Find the lines holding "this" and copy them.

* Start *

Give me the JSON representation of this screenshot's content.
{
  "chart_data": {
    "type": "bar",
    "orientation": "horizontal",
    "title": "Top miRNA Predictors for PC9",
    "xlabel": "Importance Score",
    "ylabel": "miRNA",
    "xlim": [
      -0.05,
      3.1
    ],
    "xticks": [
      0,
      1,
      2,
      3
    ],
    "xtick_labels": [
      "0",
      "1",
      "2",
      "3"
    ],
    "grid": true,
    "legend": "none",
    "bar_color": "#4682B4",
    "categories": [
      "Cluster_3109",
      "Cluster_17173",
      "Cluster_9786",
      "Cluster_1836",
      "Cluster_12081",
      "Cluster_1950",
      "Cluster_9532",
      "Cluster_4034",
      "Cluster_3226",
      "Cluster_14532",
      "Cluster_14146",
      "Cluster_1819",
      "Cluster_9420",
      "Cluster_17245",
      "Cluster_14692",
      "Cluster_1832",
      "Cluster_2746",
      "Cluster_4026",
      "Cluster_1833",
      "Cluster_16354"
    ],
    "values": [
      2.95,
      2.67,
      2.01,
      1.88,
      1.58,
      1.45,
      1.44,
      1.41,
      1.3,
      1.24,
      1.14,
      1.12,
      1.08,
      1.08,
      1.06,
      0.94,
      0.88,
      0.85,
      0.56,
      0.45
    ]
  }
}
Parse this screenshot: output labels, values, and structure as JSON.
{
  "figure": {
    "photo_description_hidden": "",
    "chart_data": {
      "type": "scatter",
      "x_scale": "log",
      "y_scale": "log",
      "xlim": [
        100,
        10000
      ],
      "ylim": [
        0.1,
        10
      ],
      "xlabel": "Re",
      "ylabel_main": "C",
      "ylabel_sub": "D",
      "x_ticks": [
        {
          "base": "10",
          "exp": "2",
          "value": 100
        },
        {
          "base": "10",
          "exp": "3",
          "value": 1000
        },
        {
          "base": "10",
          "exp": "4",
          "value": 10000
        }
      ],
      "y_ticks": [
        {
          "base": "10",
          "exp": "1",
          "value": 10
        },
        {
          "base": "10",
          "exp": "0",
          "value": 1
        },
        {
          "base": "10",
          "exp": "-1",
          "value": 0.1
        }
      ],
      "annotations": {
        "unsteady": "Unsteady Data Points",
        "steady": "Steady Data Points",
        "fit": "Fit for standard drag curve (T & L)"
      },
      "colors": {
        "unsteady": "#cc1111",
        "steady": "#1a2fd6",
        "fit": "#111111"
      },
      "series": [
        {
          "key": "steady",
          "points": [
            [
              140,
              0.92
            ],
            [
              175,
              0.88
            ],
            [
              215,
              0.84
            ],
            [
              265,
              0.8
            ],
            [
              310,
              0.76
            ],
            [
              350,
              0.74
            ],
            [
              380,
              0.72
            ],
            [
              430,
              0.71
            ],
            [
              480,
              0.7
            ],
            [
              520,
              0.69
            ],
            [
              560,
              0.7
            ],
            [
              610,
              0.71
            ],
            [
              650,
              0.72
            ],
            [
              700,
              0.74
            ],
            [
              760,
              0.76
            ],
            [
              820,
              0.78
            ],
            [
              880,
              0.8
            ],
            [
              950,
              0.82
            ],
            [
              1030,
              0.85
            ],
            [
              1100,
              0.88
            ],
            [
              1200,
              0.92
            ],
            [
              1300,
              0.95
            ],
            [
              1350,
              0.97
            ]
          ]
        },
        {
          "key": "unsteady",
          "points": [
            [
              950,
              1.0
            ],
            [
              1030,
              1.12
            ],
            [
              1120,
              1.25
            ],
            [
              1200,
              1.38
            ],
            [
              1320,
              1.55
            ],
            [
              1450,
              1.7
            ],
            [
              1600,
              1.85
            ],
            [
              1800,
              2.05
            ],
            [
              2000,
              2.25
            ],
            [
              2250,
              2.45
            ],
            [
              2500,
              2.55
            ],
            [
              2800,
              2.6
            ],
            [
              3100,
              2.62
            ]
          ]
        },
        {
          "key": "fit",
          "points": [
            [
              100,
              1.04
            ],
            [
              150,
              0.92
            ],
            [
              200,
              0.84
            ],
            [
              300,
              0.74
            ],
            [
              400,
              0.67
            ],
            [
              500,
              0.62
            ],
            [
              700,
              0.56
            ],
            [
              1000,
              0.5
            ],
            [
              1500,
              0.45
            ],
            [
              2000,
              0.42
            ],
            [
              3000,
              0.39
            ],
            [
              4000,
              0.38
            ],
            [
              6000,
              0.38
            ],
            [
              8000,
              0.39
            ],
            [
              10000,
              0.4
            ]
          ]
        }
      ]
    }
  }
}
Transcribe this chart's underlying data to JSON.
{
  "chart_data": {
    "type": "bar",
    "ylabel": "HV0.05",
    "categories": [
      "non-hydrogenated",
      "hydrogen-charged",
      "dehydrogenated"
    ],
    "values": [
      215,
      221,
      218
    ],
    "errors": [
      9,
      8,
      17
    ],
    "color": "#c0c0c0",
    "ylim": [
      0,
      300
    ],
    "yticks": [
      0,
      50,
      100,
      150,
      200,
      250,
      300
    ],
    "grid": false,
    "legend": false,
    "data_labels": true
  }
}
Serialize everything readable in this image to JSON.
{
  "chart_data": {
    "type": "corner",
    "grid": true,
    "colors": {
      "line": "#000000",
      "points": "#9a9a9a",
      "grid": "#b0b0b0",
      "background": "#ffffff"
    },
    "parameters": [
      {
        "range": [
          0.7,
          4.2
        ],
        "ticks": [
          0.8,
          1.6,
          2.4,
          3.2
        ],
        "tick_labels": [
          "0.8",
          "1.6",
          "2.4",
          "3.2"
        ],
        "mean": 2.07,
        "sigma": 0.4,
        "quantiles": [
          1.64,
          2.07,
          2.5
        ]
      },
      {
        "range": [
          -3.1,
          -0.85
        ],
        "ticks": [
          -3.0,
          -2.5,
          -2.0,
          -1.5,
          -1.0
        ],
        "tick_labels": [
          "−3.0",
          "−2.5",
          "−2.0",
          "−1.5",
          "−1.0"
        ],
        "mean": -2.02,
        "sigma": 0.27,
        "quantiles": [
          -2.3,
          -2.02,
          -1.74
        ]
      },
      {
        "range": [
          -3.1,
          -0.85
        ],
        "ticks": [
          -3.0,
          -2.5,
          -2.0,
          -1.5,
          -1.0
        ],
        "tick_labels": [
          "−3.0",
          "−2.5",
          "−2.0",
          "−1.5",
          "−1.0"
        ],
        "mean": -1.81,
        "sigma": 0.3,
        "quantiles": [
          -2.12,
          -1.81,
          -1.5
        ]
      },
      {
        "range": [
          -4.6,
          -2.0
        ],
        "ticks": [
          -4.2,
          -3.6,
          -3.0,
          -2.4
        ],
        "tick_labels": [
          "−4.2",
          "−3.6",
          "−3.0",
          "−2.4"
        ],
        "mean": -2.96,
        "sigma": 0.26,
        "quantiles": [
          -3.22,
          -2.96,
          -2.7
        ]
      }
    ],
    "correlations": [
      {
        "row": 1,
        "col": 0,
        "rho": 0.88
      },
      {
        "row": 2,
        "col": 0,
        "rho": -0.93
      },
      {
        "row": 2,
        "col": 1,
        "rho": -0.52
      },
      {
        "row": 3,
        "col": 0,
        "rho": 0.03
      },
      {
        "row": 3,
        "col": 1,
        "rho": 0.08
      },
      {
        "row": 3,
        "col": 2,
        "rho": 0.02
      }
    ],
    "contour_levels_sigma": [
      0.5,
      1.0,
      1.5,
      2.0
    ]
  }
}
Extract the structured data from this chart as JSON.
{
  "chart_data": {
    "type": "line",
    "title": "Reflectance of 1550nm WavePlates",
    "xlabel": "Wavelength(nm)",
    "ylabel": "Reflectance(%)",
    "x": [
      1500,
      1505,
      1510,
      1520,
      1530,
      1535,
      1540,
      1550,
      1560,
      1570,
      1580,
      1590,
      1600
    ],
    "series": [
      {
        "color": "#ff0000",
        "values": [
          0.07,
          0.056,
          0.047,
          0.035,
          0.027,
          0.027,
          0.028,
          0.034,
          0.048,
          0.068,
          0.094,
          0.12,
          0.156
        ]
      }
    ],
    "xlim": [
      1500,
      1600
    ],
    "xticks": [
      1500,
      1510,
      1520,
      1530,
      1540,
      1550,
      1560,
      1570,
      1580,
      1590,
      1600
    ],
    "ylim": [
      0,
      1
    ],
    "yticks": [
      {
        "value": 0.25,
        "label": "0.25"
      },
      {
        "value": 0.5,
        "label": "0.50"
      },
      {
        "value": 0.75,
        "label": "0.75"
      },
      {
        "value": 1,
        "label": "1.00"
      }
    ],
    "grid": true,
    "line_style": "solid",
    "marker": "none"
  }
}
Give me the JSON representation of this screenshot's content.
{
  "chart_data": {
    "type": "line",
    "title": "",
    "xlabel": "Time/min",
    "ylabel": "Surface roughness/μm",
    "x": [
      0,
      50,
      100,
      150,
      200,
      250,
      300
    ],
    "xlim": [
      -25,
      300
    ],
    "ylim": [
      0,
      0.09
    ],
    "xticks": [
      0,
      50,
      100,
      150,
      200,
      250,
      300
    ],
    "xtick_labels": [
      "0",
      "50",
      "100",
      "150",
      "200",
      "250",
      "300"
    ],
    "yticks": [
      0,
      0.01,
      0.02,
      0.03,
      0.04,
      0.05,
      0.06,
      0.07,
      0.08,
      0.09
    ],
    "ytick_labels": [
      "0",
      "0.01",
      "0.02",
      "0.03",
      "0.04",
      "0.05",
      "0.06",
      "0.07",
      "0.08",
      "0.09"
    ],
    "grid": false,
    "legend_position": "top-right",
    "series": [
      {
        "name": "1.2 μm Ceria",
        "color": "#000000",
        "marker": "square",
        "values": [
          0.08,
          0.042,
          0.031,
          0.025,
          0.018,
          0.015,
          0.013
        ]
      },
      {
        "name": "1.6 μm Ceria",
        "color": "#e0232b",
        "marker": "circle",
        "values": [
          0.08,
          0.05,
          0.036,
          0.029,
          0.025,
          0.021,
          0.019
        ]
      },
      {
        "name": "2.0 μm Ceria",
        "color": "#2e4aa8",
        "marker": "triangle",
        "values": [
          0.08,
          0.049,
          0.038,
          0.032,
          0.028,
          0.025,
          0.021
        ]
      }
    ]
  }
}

* End *

▶ **Result**
Give me the JSON representation of this screenshot's content.
Parse this screenshot: output labels, values, and structure as JSON.
Transcribe this chart's underlying data to JSON.
Serialize everything readable in this image to JSON.
Extract the structured data from this chart as JSON.
Give me the JSON representation of this screenshot's content.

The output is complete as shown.